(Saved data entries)
--- BEGIN ---

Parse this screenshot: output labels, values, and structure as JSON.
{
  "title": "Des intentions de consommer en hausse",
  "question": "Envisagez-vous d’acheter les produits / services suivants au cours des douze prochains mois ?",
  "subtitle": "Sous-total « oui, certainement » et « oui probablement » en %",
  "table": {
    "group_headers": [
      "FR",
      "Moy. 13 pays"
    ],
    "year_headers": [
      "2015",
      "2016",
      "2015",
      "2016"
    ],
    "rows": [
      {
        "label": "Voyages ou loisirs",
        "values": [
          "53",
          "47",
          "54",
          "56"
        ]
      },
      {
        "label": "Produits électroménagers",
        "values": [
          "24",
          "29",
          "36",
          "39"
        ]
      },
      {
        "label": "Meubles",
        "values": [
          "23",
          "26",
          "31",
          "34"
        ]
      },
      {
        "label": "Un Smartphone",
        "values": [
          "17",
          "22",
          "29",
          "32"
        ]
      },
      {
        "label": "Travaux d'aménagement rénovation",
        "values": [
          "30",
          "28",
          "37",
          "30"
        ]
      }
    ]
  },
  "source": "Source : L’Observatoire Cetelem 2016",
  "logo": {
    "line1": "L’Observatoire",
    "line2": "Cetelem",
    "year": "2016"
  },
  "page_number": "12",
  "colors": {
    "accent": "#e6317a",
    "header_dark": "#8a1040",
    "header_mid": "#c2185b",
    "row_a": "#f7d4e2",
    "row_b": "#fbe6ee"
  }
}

--- END ---

● Exercise goal: The whole listing above needs to be written out again exactly.

● Exercise output:
Parse this screenshot: output labels, values, and structure as JSON.
{
  "title": "Des intentions de consommer en hausse",
  "question": "Envisagez-vous d’acheter les produits / services suivants au cours des douze prochains mois ?",
  "subtitle": "Sous-total « oui, certainement » et « oui probablement » en %",
  "table": {
    "group_headers": [
      "FR",
      "Moy. 13 pays"
    ],
    "year_headers": [
      "2015",
      "2016",
      "2015",
      "2016"
    ],
    "rows": [
      {
        "label": "Voyages ou loisirs",
        "values": [
          "53",
          "47",
          "54",
          "56"
        ]
      },
      {
        "label": "Produits électroménagers",
        "values": [
          "24",
          "29",
          "36",
          "39"
        ]
      },
      {
        "label": "Meubles",
        "values": [
          "23",
          "26",
          "31",
          "34"
        ]
      },
      {
        "label": "Un Smartphone",
        "values": [
          "17",
          "22",
          "29",
          "32"
        ]
      },
      {
        "label": "Travaux d'aménagement rénovation",
        "values": [
          "30",
          "28",
          "37",
          "30"
        ]
      }
    ]
  },
  "source": "Source : L’Observatoire Cetelem 2016",
  "logo": {
    "line1": "L’Observatoire",
    "line2": "Cetelem",
    "year": "2016"
  },
  "page_number": "12",
  "colors": {
    "accent": "#e6317a",
    "header_dark": "#8a1040",
    "header_mid": "#c2185b",
    "row_a": "#f7d4e2",
    "row_b": "#fbe6ee"
  }
}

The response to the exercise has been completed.